Dataset rows about figures:
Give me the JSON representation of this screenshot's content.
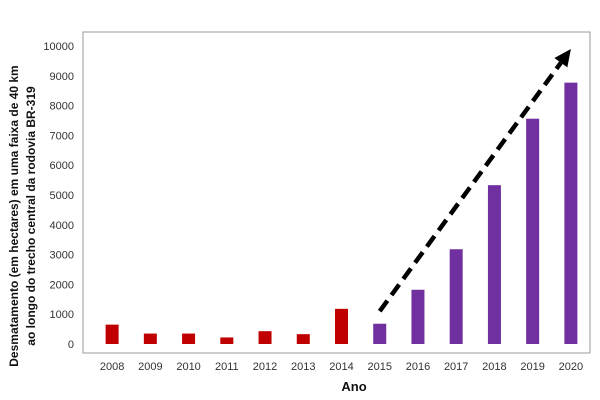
{
  "chart_data": {
    "type": "bar",
    "title": "",
    "xlabel": "Ano",
    "ylabel_line1": "Desmatamento (em hectares) em uma faixa de 40 km",
    "ylabel_line2": "ao longo do trecho central da rodovia BR-319",
    "categories": [
      "2008",
      "2009",
      "2010",
      "2011",
      "2012",
      "2013",
      "2014",
      "2015",
      "2016",
      "2017",
      "2018",
      "2019",
      "2020"
    ],
    "values": [
      650,
      350,
      350,
      220,
      430,
      330,
      1180,
      680,
      1820,
      3180,
      5330,
      7560,
      8770
    ],
    "colors": [
      "#c00000",
      "#c00000",
      "#c00000",
      "#c00000",
      "#c00000",
      "#c00000",
      "#c00000",
      "#7030a0",
      "#7030a0",
      "#7030a0",
      "#7030a0",
      "#7030a0",
      "#7030a0"
    ],
    "ylim": [
      0,
      10000
    ],
    "yticks": [
      0,
      1000,
      2000,
      3000,
      4000,
      5000,
      6000,
      7000,
      8000,
      9000,
      10000
    ],
    "grid": false,
    "trend_arrow": {
      "from": [
        "2015",
        1100
      ],
      "to": [
        "2020",
        9900
      ],
      "style": "dashed",
      "color": "#000000"
    }
  }
}
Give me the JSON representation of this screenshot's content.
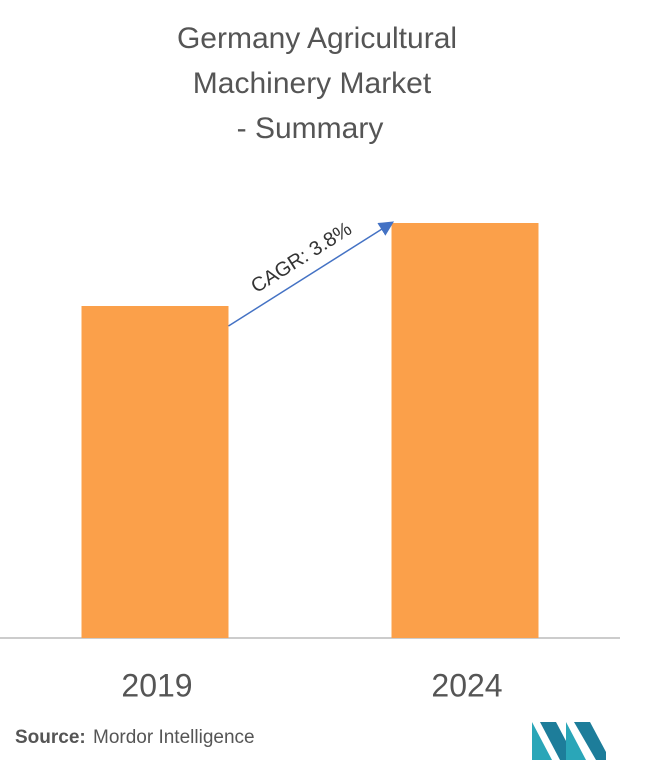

STATED PROBLEM: All of the entries above should be duplicated exactly, except for the pictures.

FINAL ANSWER:
Give me the JSON representation of this screenshot's content.
{
  "chart_data": {
    "type": "bar",
    "title": "",
    "xlabel": "Ano",
    "ylabel_line1": "Desmatamento (em hectares) em uma faixa de 40 km",
    "ylabel_line2": "ao longo do trecho central da rodovia BR-319",
    "categories": [
      "2008",
      "2009",
      "2010",
      "2011",
      "2012",
      "2013",
      "2014",
      "2015",
      "2016",
      "2017",
      "2018",
      "2019",
      "2020"
    ],
    "values": [
      650,
      350,
      350,
      220,
      430,
      330,
      1180,
      680,
      1820,
      3180,
      5330,
      7560,
      8770
    ],
    "colors": [
      "#c00000",
      "#c00000",
      "#c00000",
      "#c00000",
      "#c00000",
      "#c00000",
      "#c00000",
      "#7030a0",
      "#7030a0",
      "#7030a0",
      "#7030a0",
      "#7030a0",
      "#7030a0"
    ],
    "ylim": [
      0,
      10000
    ],
    "yticks": [
      0,
      1000,
      2000,
      3000,
      4000,
      5000,
      6000,
      7000,
      8000,
      9000,
      10000
    ],
    "grid": false,
    "trend_arrow": {
      "from": [
        "2015",
        1100
      ],
      "to": [
        "2020",
        9900
      ],
      "style": "dashed",
      "color": "#000000"
    }
  }
}
Give me the JSON representation of this screenshot's content.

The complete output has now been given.